>>>>>
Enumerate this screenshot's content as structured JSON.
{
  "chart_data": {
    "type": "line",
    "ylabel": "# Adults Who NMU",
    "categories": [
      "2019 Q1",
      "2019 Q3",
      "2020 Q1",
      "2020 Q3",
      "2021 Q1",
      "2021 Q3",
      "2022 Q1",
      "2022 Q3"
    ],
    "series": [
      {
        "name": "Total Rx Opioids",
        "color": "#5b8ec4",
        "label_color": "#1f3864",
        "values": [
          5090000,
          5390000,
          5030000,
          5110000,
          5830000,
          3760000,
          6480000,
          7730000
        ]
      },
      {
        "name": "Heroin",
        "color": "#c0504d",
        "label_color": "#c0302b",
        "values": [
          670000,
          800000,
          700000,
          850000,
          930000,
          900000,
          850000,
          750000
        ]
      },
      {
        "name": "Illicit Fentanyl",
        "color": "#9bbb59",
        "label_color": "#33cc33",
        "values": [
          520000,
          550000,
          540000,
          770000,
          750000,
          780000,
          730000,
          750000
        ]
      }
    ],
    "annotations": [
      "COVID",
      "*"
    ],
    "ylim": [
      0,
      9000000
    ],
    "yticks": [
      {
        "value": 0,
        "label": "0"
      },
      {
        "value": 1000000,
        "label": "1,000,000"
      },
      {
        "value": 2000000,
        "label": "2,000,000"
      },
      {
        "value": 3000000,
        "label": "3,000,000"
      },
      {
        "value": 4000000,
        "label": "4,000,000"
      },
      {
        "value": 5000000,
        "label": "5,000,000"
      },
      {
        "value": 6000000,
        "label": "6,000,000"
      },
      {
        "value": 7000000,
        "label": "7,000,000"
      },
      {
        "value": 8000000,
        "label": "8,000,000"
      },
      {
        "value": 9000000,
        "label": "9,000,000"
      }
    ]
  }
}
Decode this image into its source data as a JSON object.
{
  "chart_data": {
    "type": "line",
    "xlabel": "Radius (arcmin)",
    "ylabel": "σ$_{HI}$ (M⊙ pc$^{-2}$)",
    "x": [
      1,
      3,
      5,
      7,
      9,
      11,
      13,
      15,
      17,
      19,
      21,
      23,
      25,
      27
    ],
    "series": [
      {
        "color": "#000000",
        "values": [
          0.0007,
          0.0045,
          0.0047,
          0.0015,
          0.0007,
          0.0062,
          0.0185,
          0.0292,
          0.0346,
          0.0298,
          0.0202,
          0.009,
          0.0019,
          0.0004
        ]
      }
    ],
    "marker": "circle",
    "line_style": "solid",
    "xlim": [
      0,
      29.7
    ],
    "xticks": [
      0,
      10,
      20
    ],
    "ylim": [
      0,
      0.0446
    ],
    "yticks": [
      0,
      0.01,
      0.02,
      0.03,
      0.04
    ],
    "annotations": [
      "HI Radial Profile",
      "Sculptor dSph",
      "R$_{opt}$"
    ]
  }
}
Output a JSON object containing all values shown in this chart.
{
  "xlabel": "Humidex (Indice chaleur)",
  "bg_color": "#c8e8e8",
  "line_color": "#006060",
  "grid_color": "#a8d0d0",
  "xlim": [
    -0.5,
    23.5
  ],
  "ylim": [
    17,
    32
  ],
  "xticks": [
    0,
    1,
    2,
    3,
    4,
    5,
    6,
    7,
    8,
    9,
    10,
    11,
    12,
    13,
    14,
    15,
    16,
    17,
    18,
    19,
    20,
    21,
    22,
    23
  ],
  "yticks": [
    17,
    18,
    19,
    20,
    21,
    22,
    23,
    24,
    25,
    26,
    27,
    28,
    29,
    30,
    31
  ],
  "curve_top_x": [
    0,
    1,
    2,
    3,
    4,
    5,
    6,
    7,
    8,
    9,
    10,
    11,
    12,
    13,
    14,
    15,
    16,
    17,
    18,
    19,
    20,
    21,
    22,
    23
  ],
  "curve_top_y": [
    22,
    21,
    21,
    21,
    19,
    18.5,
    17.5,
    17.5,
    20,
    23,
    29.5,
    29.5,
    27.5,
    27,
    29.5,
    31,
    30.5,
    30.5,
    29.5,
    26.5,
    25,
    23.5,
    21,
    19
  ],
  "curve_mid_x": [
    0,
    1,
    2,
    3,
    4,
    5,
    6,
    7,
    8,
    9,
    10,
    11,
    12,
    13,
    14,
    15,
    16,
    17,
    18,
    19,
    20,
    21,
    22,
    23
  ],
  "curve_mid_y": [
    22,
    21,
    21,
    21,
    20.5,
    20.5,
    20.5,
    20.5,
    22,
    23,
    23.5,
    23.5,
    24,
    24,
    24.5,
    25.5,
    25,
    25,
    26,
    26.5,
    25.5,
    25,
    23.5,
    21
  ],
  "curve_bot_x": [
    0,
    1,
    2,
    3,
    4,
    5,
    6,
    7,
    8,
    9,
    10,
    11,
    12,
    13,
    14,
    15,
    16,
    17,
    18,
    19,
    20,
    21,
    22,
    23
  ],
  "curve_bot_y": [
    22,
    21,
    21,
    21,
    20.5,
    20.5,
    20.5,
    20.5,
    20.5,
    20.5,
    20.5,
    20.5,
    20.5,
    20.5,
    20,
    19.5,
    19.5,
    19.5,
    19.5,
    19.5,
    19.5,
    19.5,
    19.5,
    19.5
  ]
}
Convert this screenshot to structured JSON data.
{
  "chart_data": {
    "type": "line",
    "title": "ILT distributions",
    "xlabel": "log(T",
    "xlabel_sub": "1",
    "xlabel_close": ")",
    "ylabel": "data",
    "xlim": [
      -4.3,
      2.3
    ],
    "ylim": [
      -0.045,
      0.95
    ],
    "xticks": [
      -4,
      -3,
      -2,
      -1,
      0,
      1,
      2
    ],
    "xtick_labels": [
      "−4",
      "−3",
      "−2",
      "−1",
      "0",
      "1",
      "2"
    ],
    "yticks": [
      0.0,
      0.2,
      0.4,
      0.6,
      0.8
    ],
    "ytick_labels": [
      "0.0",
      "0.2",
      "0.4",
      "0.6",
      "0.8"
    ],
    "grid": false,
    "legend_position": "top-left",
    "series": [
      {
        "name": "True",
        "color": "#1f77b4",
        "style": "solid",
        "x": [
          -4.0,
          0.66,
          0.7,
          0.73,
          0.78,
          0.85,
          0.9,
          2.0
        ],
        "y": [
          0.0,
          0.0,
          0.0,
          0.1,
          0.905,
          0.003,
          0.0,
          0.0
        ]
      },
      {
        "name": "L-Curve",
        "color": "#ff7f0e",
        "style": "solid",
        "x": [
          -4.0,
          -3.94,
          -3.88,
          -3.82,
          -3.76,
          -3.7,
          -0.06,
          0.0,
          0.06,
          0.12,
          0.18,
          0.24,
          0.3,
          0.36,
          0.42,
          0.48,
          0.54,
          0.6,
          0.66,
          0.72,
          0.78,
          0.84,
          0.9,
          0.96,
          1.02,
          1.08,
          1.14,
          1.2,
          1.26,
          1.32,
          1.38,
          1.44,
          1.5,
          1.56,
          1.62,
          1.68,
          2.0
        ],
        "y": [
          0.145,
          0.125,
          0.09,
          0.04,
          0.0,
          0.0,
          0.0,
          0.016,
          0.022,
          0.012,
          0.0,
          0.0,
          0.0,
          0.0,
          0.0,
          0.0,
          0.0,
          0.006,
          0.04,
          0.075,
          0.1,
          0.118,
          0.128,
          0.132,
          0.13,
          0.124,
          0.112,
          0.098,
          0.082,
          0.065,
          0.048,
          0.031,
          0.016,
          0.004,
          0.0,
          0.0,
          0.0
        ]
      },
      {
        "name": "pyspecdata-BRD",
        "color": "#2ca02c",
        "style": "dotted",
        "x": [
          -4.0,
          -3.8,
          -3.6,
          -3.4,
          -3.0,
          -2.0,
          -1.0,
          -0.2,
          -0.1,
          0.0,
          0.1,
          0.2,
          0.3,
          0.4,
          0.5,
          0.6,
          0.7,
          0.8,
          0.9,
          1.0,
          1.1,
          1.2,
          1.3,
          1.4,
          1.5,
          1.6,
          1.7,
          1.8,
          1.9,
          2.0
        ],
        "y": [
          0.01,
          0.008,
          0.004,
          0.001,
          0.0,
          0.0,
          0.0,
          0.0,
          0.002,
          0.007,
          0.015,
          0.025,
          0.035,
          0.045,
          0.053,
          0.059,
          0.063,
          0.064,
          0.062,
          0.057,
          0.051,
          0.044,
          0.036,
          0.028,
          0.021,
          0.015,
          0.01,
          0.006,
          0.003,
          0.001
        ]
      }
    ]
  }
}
<<<<<
=== STATED TASK ===
Lines containing the word "JSON" must all be returned from the material above.

=== WORKED SOLUTION ===
Enumerate this screenshot's content as structured JSON.
Decode this image into its source data as a JSON object.
Output a JSON object containing all values shown in this chart.
Convert this screenshot to structured JSON data.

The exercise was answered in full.